## Problem description
Gather from the listing below each line that includes the word "treated", and copy it.

## Material for this exercise
========
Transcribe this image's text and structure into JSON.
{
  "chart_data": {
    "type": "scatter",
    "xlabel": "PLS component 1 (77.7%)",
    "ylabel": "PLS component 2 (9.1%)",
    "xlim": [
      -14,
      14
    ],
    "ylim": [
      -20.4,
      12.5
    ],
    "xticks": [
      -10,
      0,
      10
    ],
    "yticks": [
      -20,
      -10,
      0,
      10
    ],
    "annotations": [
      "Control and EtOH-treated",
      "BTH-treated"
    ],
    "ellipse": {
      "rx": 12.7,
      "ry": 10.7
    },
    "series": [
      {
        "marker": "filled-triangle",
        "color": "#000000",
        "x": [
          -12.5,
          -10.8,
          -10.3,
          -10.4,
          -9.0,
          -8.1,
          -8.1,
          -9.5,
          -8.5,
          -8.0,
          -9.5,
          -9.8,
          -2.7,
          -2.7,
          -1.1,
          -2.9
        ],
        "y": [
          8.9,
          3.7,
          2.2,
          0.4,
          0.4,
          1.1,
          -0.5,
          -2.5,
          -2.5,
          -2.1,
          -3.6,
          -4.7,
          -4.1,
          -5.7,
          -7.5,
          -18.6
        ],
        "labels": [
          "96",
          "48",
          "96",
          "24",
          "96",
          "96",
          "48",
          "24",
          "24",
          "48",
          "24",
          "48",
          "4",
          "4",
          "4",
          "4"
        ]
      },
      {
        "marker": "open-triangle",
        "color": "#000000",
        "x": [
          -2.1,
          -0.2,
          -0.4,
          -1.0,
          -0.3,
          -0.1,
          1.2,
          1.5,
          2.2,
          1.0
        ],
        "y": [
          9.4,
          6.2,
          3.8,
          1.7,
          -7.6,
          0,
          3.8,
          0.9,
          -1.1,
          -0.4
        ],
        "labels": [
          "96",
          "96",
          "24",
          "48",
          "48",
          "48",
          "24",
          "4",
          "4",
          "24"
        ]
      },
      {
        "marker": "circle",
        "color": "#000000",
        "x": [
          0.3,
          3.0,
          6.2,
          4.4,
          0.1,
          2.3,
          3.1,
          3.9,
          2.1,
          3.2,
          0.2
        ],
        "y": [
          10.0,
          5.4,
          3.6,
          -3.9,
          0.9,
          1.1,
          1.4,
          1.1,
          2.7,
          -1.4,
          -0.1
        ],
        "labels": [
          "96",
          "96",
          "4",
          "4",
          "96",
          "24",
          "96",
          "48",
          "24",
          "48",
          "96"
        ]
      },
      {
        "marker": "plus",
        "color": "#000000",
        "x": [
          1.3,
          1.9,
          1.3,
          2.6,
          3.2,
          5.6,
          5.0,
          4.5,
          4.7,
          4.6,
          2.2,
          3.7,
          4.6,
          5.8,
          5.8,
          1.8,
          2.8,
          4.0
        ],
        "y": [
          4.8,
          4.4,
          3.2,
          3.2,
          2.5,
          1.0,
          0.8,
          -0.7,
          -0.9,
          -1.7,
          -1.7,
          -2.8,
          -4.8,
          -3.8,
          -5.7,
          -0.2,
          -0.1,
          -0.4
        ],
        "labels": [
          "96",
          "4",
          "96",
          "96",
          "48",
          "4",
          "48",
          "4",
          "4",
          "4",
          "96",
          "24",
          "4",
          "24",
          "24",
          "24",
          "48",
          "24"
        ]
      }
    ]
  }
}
========
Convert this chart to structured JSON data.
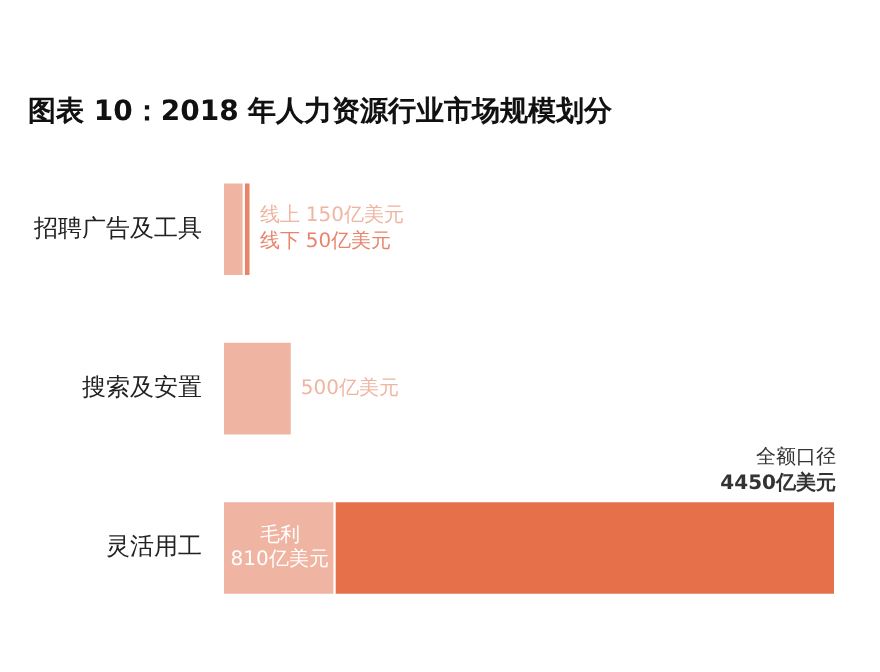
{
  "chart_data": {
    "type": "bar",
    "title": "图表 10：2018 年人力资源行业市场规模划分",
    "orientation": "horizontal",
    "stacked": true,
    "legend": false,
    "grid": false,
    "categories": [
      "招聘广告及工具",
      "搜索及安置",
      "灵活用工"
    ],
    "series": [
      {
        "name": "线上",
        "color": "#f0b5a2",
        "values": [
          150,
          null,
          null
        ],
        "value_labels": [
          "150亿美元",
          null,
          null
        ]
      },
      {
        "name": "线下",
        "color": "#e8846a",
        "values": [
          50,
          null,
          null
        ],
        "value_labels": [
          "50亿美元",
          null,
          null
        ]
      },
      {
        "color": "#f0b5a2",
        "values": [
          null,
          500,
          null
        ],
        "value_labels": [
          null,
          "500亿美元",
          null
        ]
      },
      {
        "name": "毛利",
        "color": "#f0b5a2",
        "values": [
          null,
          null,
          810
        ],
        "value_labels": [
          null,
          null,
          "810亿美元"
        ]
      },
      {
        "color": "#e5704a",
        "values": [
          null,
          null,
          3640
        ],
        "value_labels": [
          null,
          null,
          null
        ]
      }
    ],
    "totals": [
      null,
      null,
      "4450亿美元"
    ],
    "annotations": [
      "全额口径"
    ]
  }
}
========
## Exercise output
      "Control and EtOH-treated",
      "BTH-treated"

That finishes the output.